┌──
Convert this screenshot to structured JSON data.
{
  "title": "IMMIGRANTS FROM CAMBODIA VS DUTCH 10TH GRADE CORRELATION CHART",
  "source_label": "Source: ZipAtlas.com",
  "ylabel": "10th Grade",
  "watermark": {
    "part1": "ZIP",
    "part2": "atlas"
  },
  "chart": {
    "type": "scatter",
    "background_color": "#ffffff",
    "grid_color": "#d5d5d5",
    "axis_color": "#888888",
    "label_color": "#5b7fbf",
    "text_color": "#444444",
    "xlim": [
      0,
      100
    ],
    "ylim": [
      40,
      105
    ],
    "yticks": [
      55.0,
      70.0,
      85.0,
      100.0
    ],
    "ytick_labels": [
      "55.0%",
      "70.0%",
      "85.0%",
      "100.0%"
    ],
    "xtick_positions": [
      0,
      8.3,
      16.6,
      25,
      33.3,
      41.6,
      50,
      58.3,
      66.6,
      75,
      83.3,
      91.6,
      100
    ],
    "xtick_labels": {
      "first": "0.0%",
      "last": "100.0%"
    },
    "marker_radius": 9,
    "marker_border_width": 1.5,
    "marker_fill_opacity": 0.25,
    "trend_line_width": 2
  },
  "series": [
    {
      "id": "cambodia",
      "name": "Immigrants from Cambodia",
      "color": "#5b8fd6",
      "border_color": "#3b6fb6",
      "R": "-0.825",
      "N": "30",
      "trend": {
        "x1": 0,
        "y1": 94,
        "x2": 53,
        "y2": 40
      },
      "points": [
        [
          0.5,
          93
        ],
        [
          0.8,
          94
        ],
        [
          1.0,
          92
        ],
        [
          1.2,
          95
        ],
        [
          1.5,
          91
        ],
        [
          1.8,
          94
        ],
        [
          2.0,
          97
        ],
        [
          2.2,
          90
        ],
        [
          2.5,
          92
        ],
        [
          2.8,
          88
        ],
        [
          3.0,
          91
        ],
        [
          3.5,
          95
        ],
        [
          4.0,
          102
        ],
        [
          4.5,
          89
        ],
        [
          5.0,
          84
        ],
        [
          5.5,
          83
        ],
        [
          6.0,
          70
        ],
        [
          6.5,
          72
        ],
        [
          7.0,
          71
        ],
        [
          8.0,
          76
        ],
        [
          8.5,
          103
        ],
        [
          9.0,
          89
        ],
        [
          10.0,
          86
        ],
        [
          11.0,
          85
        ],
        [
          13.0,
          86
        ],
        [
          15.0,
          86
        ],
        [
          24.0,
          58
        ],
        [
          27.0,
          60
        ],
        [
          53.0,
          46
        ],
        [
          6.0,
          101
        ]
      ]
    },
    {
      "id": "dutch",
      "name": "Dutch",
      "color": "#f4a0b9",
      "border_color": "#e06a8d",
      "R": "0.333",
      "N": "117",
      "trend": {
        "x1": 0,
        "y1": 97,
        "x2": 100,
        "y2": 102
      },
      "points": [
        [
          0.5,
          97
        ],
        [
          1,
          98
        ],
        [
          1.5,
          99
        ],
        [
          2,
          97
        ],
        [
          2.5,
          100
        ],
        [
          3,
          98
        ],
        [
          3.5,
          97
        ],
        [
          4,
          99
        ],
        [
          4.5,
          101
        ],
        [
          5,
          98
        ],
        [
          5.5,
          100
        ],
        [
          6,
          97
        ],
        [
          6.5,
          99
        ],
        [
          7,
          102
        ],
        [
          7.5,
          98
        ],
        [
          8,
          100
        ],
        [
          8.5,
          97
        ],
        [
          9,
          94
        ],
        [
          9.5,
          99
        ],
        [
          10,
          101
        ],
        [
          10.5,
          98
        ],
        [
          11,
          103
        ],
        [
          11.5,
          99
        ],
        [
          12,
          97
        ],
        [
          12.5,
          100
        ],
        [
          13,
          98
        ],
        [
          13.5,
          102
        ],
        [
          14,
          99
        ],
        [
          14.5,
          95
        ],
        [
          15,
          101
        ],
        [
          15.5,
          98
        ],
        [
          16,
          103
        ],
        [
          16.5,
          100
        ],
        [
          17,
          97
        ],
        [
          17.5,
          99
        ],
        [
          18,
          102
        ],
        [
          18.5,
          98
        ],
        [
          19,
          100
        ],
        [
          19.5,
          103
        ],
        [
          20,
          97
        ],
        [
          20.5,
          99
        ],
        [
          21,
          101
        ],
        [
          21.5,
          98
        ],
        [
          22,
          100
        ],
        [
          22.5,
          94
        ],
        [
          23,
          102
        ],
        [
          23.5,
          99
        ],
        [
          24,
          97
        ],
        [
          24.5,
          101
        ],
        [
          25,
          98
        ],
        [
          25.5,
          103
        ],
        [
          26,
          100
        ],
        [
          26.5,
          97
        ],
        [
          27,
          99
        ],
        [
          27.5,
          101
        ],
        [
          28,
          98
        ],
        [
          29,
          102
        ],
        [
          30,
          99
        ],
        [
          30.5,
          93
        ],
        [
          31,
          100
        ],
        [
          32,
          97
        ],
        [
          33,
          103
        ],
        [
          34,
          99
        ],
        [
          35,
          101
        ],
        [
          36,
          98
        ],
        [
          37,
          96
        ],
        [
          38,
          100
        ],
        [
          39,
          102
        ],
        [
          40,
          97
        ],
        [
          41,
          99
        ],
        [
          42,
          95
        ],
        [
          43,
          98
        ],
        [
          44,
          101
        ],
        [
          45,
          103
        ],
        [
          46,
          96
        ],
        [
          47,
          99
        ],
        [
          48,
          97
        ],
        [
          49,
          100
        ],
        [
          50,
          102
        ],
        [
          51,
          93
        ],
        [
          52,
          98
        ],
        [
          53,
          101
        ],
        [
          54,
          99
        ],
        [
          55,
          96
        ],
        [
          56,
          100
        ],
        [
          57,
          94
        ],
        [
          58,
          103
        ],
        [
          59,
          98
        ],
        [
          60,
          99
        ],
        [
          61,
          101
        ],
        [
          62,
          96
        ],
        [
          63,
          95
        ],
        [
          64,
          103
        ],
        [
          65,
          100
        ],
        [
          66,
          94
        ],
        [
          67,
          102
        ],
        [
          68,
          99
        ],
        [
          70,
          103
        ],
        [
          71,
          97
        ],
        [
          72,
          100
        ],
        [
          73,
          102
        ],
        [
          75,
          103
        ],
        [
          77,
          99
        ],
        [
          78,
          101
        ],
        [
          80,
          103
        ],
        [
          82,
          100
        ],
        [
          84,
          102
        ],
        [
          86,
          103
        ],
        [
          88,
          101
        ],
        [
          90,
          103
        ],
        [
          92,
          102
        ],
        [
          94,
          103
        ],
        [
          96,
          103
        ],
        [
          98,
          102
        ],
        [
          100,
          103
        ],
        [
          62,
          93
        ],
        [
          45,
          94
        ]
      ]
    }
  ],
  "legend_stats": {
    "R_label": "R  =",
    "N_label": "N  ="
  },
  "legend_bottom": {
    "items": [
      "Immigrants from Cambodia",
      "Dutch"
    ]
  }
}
└──
STATED TASK: Print all of the data exactly as it was given.

SOLUTION TO THIS PROBLEM:
Convert this screenshot to structured JSON data.
{
  "title": "IMMIGRANTS FROM CAMBODIA VS DUTCH 10TH GRADE CORRELATION CHART",
  "source_label": "Source: ZipAtlas.com",
  "ylabel": "10th Grade",
  "watermark": {
    "part1": "ZIP",
    "part2": "atlas"
  },
  "chart": {
    "type": "scatter",
    "background_color": "#ffffff",
    "grid_color": "#d5d5d5",
    "axis_color": "#888888",
    "label_color": "#5b7fbf",
    "text_color": "#444444",
    "xlim": [
      0,
      100
    ],
    "ylim": [
      40,
      105
    ],
    "yticks": [
      55.0,
      70.0,
      85.0,
      100.0
    ],
    "ytick_labels": [
      "55.0%",
      "70.0%",
      "85.0%",
      "100.0%"
    ],
    "xtick_positions": [
      0,
      8.3,
      16.6,
      25,
      33.3,
      41.6,
      50,
      58.3,
      66.6,
      75,
      83.3,
      91.6,
      100
    ],
    "xtick_labels": {
      "first": "0.0%",
      "last": "100.0%"
    },
    "marker_radius": 9,
    "marker_border_width": 1.5,
    "marker_fill_opacity": 0.25,
    "trend_line_width": 2
  },
  "series": [
    {
      "id": "cambodia",
      "name": "Immigrants from Cambodia",
      "color": "#5b8fd6",
      "border_color": "#3b6fb6",
      "R": "-0.825",
      "N": "30",
      "trend": {
        "x1": 0,
        "y1": 94,
        "x2": 53,
        "y2": 40
      },
      "points": [
        [
          0.5,
          93
        ],
        [
          0.8,
          94
        ],
        [
          1.0,
          92
        ],
        [
          1.2,
          95
        ],
        [
          1.5,
          91
        ],
        [
          1.8,
          94
        ],
        [
          2.0,
          97
        ],
        [
          2.2,
          90
        ],
        [
          2.5,
          92
        ],
        [
          2.8,
          88
        ],
        [
          3.0,
          91
        ],
        [
          3.5,
          95
        ],
        [
          4.0,
          102
        ],
        [
          4.5,
          89
        ],
        [
          5.0,
          84
        ],
        [
          5.5,
          83
        ],
        [
          6.0,
          70
        ],
        [
          6.5,
          72
        ],
        [
          7.0,
          71
        ],
        [
          8.0,
          76
        ],
        [
          8.5,
          103
        ],
        [
          9.0,
          89
        ],
        [
          10.0,
          86
        ],
        [
          11.0,
          85
        ],
        [
          13.0,
          86
        ],
        [
          15.0,
          86
        ],
        [
          24.0,
          58
        ],
        [
          27.0,
          60
        ],
        [
          53.0,
          46
        ],
        [
          6.0,
          101
        ]
      ]
    },
    {
      "id": "dutch",
      "name": "Dutch",
      "color": "#f4a0b9",
      "border_color": "#e06a8d",
      "R": "0.333",
      "N": "117",
      "trend": {
        "x1": 0,
        "y1": 97,
        "x2": 100,
        "y2": 102
      },
      "points": [
        [
          0.5,
          97
        ],
        [
          1,
          98
        ],
        [
          1.5,
          99
        ],
        [
          2,
          97
        ],
        [
          2.5,
          100
        ],
        [
          3,
          98
        ],
        [
          3.5,
          97
        ],
        [
          4,
          99
        ],
        [
          4.5,
          101
        ],
        [
          5,
          98
        ],
        [
          5.5,
          100
        ],
        [
          6,
          97
        ],
        [
          6.5,
          99
        ],
        [
          7,
          102
        ],
        [
          7.5,
          98
        ],
        [
          8,
          100
        ],
        [
          8.5,
          97
        ],
        [
          9,
          94
        ],
        [
          9.5,
          99
        ],
        [
          10,
          101
        ],
        [
          10.5,
          98
        ],
        [
          11,
          103
        ],
        [
          11.5,
          99
        ],
        [
          12,
          97
        ],
        [
          12.5,
          100
        ],
        [
          13,
          98
        ],
        [
          13.5,
          102
        ],
        [
          14,
          99
        ],
        [
          14.5,
          95
        ],
        [
          15,
          101
        ],
        [
          15.5,
          98
        ],
        [
          16,
          103
        ],
        [
          16.5,
          100
        ],
        [
          17,
          97
        ],
        [
          17.5,
          99
        ],
        [
          18,
          102
        ],
        [
          18.5,
          98
        ],
        [
          19,
          100
        ],
        [
          19.5,
          103
        ],
        [
          20,
          97
        ],
        [
          20.5,
          99
        ],
        [
          21,
          101
        ],
        [
          21.5,
          98
        ],
        [
          22,
          100
        ],
        [
          22.5,
          94
        ],
        [
          23,
          102
        ],
        [
          23.5,
          99
        ],
        [
          24,
          97
        ],
        [
          24.5,
          101
        ],
        [
          25,
          98
        ],
        [
          25.5,
          103
        ],
        [
          26,
          100
        ],
        [
          26.5,
          97
        ],
        [
          27,
          99
        ],
        [
          27.5,
          101
        ],
        [
          28,
          98
        ],
        [
          29,
          102
        ],
        [
          30,
          99
        ],
        [
          30.5,
          93
        ],
        [
          31,
          100
        ],
        [
          32,
          97
        ],
        [
          33,
          103
        ],
        [
          34,
          99
        ],
        [
          35,
          101
        ],
        [
          36,
          98
        ],
        [
          37,
          96
        ],
        [
          38,
          100
        ],
        [
          39,
          102
        ],
        [
          40,
          97
        ],
        [
          41,
          99
        ],
        [
          42,
          95
        ],
        [
          43,
          98
        ],
        [
          44,
          101
        ],
        [
          45,
          103
        ],
        [
          46,
          96
        ],
        [
          47,
          99
        ],
        [
          48,
          97
        ],
        [
          49,
          100
        ],
        [
          50,
          102
        ],
        [
          51,
          93
        ],
        [
          52,
          98
        ],
        [
          53,
          101
        ],
        [
          54,
          99
        ],
        [
          55,
          96
        ],
        [
          56,
          100
        ],
        [
          57,
          94
        ],
        [
          58,
          103
        ],
        [
          59,
          98
        ],
        [
          60,
          99
        ],
        [
          61,
          101
        ],
        [
          62,
          96
        ],
        [
          63,
          95
        ],
        [
          64,
          103
        ],
        [
          65,
          100
        ],
        [
          66,
          94
        ],
        [
          67,
          102
        ],
        [
          68,
          99
        ],
        [
          70,
          103
        ],
        [
          71,
          97
        ],
        [
          72,
          100
        ],
        [
          73,
          102
        ],
        [
          75,
          103
        ],
        [
          77,
          99
        ],
        [
          78,
          101
        ],
        [
          80,
          103
        ],
        [
          82,
          100
        ],
        [
          84,
          102
        ],
        [
          86,
          103
        ],
        [
          88,
          101
        ],
        [
          90,
          103
        ],
        [
          92,
          102
        ],
        [
          94,
          103
        ],
        [
          96,
          103
        ],
        [
          98,
          102
        ],
        [
          100,
          103
        ],
        [
          62,
          93
        ],
        [
          45,
          94
        ]
      ]
    }
  ],
  "legend_stats": {
    "R_label": "R  =",
    "N_label": "N  ="
  },
  "legend_bottom": {
    "items": [
      "Immigrants from Cambodia",
      "Dutch"
    ]
  }
}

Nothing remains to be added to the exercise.